What the task requires — Reproduce every entry exactly and leave its pictures out.

Items from a figure collection
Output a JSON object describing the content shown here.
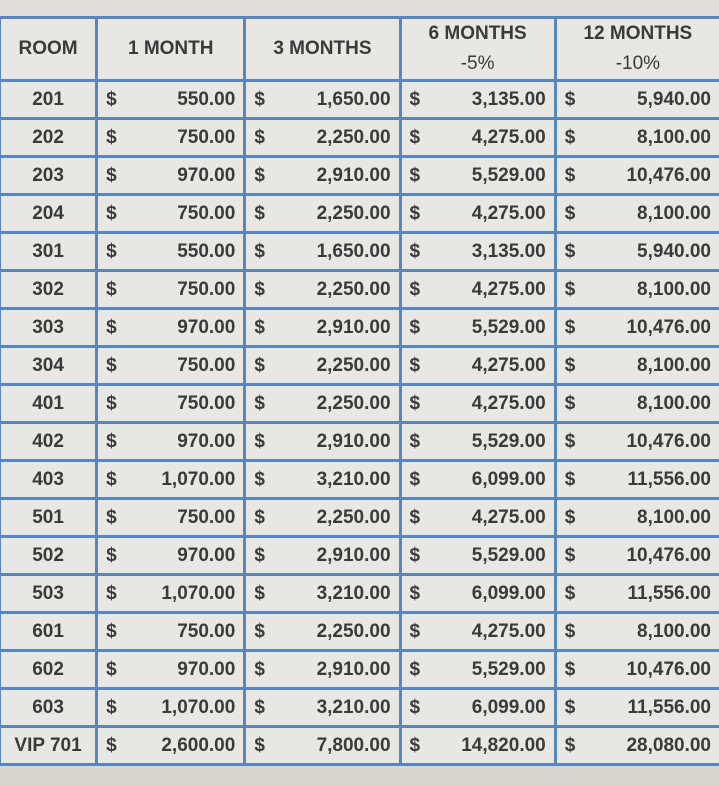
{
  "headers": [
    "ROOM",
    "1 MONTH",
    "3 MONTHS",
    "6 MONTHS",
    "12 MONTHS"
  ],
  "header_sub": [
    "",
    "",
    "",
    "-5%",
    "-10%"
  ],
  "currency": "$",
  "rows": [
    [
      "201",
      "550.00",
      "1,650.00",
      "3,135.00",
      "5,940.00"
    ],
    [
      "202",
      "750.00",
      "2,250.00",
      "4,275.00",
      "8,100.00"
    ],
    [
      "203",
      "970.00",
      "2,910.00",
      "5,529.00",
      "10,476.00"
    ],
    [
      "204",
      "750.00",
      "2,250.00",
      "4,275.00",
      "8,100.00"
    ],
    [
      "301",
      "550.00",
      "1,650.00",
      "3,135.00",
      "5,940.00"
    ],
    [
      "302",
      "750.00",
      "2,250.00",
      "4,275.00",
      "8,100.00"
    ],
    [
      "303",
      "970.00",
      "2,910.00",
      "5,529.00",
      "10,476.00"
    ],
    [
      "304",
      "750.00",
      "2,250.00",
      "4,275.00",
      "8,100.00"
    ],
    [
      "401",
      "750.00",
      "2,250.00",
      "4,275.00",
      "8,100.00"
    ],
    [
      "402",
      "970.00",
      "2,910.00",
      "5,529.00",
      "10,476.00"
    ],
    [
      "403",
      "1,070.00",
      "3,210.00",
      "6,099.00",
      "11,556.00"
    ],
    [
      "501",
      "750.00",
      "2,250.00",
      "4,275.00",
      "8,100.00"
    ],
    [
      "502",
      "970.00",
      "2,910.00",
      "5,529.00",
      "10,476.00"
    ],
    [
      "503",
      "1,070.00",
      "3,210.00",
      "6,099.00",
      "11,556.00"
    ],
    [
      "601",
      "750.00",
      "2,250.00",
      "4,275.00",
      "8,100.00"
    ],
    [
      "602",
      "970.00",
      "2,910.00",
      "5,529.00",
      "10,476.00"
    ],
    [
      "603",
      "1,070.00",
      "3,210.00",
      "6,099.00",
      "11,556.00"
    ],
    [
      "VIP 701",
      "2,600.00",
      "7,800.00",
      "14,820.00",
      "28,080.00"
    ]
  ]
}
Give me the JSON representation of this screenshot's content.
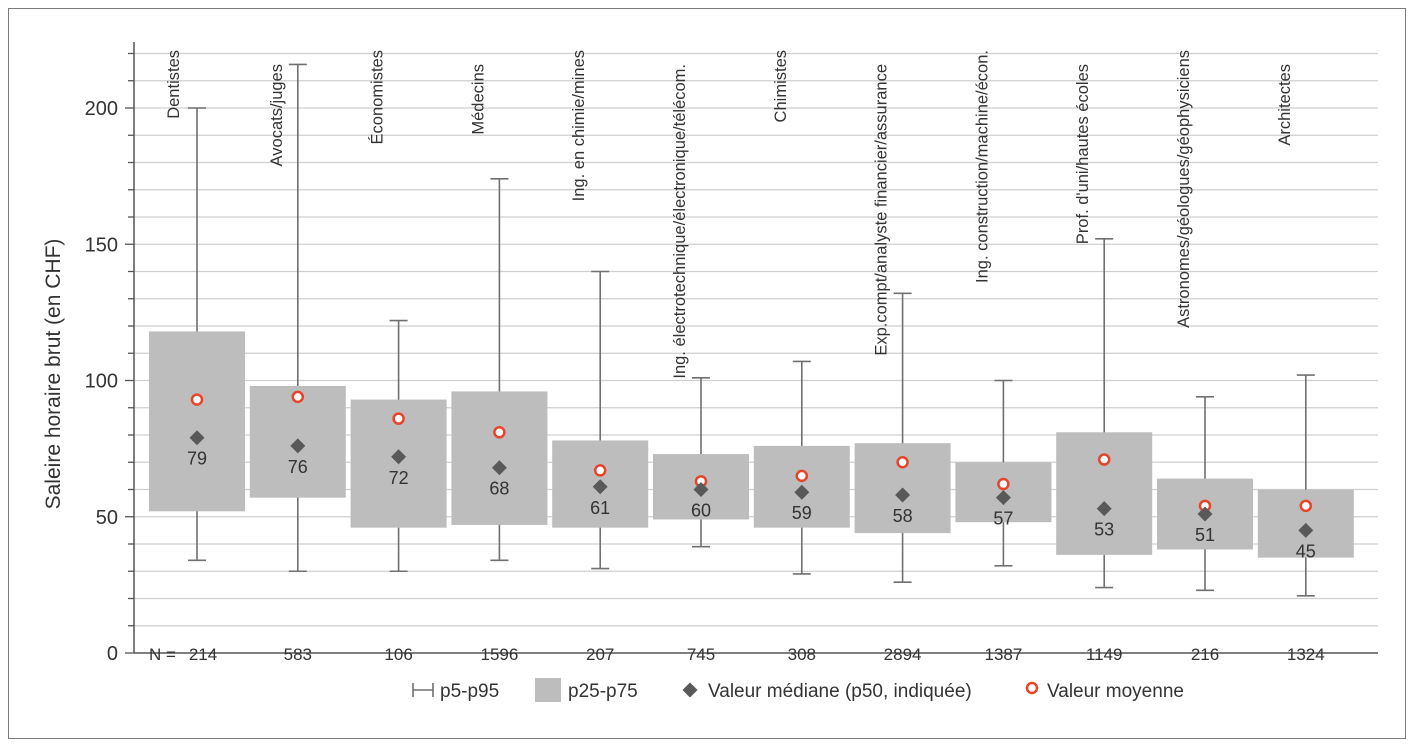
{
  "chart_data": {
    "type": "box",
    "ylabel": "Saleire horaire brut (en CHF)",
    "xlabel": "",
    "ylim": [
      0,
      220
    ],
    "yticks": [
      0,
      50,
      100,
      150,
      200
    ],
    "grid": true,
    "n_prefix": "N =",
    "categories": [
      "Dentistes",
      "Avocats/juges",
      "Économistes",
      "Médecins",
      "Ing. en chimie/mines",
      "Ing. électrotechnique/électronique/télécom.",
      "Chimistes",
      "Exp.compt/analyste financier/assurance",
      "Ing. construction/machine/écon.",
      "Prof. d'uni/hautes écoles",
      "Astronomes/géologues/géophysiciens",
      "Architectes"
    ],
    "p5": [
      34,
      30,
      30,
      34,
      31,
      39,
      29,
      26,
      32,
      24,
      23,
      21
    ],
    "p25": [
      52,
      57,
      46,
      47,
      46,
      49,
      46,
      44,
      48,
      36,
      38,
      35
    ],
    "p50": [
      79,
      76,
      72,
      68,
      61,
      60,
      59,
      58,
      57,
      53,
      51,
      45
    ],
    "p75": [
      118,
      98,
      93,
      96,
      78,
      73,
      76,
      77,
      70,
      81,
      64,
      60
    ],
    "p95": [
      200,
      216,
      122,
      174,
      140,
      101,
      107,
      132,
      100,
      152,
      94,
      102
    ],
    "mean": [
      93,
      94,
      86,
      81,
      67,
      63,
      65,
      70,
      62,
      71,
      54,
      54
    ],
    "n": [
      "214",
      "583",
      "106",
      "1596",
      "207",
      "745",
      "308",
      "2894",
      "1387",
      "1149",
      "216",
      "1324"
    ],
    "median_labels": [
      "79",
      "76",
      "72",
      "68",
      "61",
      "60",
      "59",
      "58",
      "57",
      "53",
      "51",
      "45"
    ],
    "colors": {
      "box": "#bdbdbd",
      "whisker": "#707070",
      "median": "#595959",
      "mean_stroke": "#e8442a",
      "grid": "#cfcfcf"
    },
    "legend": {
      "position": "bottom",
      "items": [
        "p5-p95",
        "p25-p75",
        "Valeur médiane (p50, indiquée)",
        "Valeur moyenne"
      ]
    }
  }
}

Task answer —
Output a JSON object describing the content shown here.
{
  "headers": [
    "ROOM",
    "1 MONTH",
    "3 MONTHS",
    "6 MONTHS",
    "12 MONTHS"
  ],
  "header_sub": [
    "",
    "",
    "",
    "-5%",
    "-10%"
  ],
  "currency": "$",
  "rows": [
    [
      "201",
      "550.00",
      "1,650.00",
      "3,135.00",
      "5,940.00"
    ],
    [
      "202",
      "750.00",
      "2,250.00",
      "4,275.00",
      "8,100.00"
    ],
    [
      "203",
      "970.00",
      "2,910.00",
      "5,529.00",
      "10,476.00"
    ],
    [
      "204",
      "750.00",
      "2,250.00",
      "4,275.00",
      "8,100.00"
    ],
    [
      "301",
      "550.00",
      "1,650.00",
      "3,135.00",
      "5,940.00"
    ],
    [
      "302",
      "750.00",
      "2,250.00",
      "4,275.00",
      "8,100.00"
    ],
    [
      "303",
      "970.00",
      "2,910.00",
      "5,529.00",
      "10,476.00"
    ],
    [
      "304",
      "750.00",
      "2,250.00",
      "4,275.00",
      "8,100.00"
    ],
    [
      "401",
      "750.00",
      "2,250.00",
      "4,275.00",
      "8,100.00"
    ],
    [
      "402",
      "970.00",
      "2,910.00",
      "5,529.00",
      "10,476.00"
    ],
    [
      "403",
      "1,070.00",
      "3,210.00",
      "6,099.00",
      "11,556.00"
    ],
    [
      "501",
      "750.00",
      "2,250.00",
      "4,275.00",
      "8,100.00"
    ],
    [
      "502",
      "970.00",
      "2,910.00",
      "5,529.00",
      "10,476.00"
    ],
    [
      "503",
      "1,070.00",
      "3,210.00",
      "6,099.00",
      "11,556.00"
    ],
    [
      "601",
      "750.00",
      "2,250.00",
      "4,275.00",
      "8,100.00"
    ],
    [
      "602",
      "970.00",
      "2,910.00",
      "5,529.00",
      "10,476.00"
    ],
    [
      "603",
      "1,070.00",
      "3,210.00",
      "6,099.00",
      "11,556.00"
    ],
    [
      "VIP 701",
      "2,600.00",
      "7,800.00",
      "14,820.00",
      "28,080.00"
    ]
  ]
}
Give me the JSON representation of this screenshot's content.
{
  "chart_data": {
    "type": "box",
    "ylabel": "Saleire horaire brut (en CHF)",
    "xlabel": "",
    "ylim": [
      0,
      220
    ],
    "yticks": [
      0,
      50,
      100,
      150,
      200
    ],
    "grid": true,
    "n_prefix": "N =",
    "categories": [
      "Dentistes",
      "Avocats/juges",
      "Économistes",
      "Médecins",
      "Ing. en chimie/mines",
      "Ing. électrotechnique/électronique/télécom.",
      "Chimistes",
      "Exp.compt/analyste financier/assurance",
      "Ing. construction/machine/écon.",
      "Prof. d'uni/hautes écoles",
      "Astronomes/géologues/géophysiciens",
      "Architectes"
    ],
    "p5": [
      34,
      30,
      30,
      34,
      31,
      39,
      29,
      26,
      32,
      24,
      23,
      21
    ],
    "p25": [
      52,
      57,
      46,
      47,
      46,
      49,
      46,
      44,
      48,
      36,
      38,
      35
    ],
    "p50": [
      79,
      76,
      72,
      68,
      61,
      60,
      59,
      58,
      57,
      53,
      51,
      45
    ],
    "p75": [
      118,
      98,
      93,
      96,
      78,
      73,
      76,
      77,
      70,
      81,
      64,
      60
    ],
    "p95": [
      200,
      216,
      122,
      174,
      140,
      101,
      107,
      132,
      100,
      152,
      94,
      102
    ],
    "mean": [
      93,
      94,
      86,
      81,
      67,
      63,
      65,
      70,
      62,
      71,
      54,
      54
    ],
    "n": [
      "214",
      "583",
      "106",
      "1596",
      "207",
      "745",
      "308",
      "2894",
      "1387",
      "1149",
      "216",
      "1324"
    ],
    "median_labels": [
      "79",
      "76",
      "72",
      "68",
      "61",
      "60",
      "59",
      "58",
      "57",
      "53",
      "51",
      "45"
    ],
    "colors": {
      "box": "#bdbdbd",
      "whisker": "#707070",
      "median": "#595959",
      "mean_stroke": "#e8442a",
      "grid": "#cfcfcf"
    },
    "legend": {
      "position": "bottom",
      "items": [
        "p5-p95",
        "p25-p75",
        "Valeur médiane (p50, indiquée)",
        "Valeur moyenne"
      ]
    }
  }
}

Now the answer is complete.